* _Direction_:
Copy out every line of the data exactly.

* _Records for processing_:
------------------------------------------------------------
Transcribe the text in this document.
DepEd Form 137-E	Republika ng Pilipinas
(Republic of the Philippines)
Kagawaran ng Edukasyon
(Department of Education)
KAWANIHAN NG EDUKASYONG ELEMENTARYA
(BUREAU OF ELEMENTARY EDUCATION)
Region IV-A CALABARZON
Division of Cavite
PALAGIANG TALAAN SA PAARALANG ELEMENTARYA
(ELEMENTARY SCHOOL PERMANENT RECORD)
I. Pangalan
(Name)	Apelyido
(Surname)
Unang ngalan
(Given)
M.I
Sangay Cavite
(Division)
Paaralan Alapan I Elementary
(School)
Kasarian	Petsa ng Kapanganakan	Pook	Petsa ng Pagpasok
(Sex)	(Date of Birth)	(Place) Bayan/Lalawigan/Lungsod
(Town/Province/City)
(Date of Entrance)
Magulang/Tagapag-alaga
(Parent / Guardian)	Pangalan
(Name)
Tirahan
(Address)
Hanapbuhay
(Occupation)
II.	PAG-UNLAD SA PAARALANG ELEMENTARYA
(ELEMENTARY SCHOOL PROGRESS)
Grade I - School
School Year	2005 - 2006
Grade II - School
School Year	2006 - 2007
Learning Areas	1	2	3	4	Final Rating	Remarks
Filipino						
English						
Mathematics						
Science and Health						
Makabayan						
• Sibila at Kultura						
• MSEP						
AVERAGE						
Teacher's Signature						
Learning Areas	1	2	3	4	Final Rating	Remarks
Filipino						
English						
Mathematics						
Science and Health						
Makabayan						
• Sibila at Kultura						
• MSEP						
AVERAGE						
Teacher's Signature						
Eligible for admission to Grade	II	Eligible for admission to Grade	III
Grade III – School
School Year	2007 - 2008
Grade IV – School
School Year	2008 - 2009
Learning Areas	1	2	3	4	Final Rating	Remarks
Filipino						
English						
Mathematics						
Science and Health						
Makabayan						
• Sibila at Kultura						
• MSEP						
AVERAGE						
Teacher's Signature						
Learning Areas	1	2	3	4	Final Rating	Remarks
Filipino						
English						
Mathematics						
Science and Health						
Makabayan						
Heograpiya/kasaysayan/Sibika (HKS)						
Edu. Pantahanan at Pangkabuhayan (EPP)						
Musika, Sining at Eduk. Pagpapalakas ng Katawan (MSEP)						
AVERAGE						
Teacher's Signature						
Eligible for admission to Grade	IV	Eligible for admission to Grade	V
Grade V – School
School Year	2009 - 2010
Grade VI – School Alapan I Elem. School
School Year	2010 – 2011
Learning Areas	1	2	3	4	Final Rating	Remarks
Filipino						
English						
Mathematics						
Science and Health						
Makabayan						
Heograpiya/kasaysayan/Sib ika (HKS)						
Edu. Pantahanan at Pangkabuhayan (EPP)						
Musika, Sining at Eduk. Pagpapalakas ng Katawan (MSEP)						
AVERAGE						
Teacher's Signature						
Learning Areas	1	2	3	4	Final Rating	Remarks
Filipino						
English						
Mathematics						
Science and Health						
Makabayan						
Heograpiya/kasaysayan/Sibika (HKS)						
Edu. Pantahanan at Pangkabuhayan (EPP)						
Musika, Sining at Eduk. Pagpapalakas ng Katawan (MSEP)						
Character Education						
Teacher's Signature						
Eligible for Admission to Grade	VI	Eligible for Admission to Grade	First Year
------------------------------------------------------------
* _Answer to this task_:
Transcribe the text in this document.
DepEd Form 137-E	Republika ng Pilipinas
(Republic of the Philippines)
Kagawaran ng Edukasyon
(Department of Education)
KAWANIHAN NG EDUKASYONG ELEMENTARYA
(BUREAU OF ELEMENTARY EDUCATION)
Region IV-A CALABARZON
Division of Cavite
PALAGIANG TALAAN SA PAARALANG ELEMENTARYA
(ELEMENTARY SCHOOL PERMANENT RECORD)
I. Pangalan
(Name)	Apelyido
(Surname)
Unang ngalan
(Given)
M.I
Sangay Cavite
(Division)
Paaralan Alapan I Elementary
(School)
Kasarian	Petsa ng Kapanganakan	Pook	Petsa ng Pagpasok
(Sex)	(Date of Birth)	(Place) Bayan/Lalawigan/Lungsod
(Town/Province/City)
(Date of Entrance)
Magulang/Tagapag-alaga
(Parent / Guardian)	Pangalan
(Name)
Tirahan
(Address)
Hanapbuhay
(Occupation)
II.	PAG-UNLAD SA PAARALANG ELEMENTARYA
(ELEMENTARY SCHOOL PROGRESS)
Grade I - School
School Year	2005 - 2006
Grade II - School
School Year	2006 - 2007
Learning Areas	1	2	3	4	Final Rating	Remarks
Filipino						
English						
Mathematics						
Science and Health						
Makabayan						
• Sibila at Kultura						
• MSEP						
AVERAGE						
Teacher's Signature						
Learning Areas	1	2	3	4	Final Rating	Remarks
Filipino						
English						
Mathematics						
Science and Health						
Makabayan						
• Sibila at Kultura						
• MSEP						
AVERAGE						
Teacher's Signature						
Eligible for admission to Grade	II	Eligible for admission to Grade	III
Grade III – School
School Year	2007 - 2008
Grade IV – School
School Year	2008 - 2009
Learning Areas	1	2	3	4	Final Rating	Remarks
Filipino						
English						
Mathematics						
Science and Health						
Makabayan						
• Sibila at Kultura						
• MSEP						
AVERAGE						
Teacher's Signature						
Learning Areas	1	2	3	4	Final Rating	Remarks
Filipino						
English						
Mathematics						
Science and Health						
Makabayan						
Heograpiya/kasaysayan/Sibika (HKS)						
Edu. Pantahanan at Pangkabuhayan (EPP)						
Musika, Sining at Eduk. Pagpapalakas ng Katawan (MSEP)						
AVERAGE						
Teacher's Signature						
Eligible for admission to Grade	IV	Eligible for admission to Grade	V
Grade V – School
School Year	2009 - 2010
Grade VI – School Alapan I Elem. School
School Year	2010 – 2011
Learning Areas	1	2	3	4	Final Rating	Remarks
Filipino						
English						
Mathematics						
Science and Health						
Makabayan						
Heograpiya/kasaysayan/Sib ika (HKS)						
Edu. Pantahanan at Pangkabuhayan (EPP)						
Musika, Sining at Eduk. Pagpapalakas ng Katawan (MSEP)						
AVERAGE						
Teacher's Signature						
Learning Areas	1	2	3	4	Final Rating	Remarks
Filipino						
English						
Mathematics						
Science and Health						
Makabayan						
Heograpiya/kasaysayan/Sibika (HKS)						
Edu. Pantahanan at Pangkabuhayan (EPP)						
Musika, Sining at Eduk. Pagpapalakas ng Katawan (MSEP)						
Character Education						
Teacher's Signature						
Eligible for Admission to Grade	VI	Eligible for Admission to Grade	First Year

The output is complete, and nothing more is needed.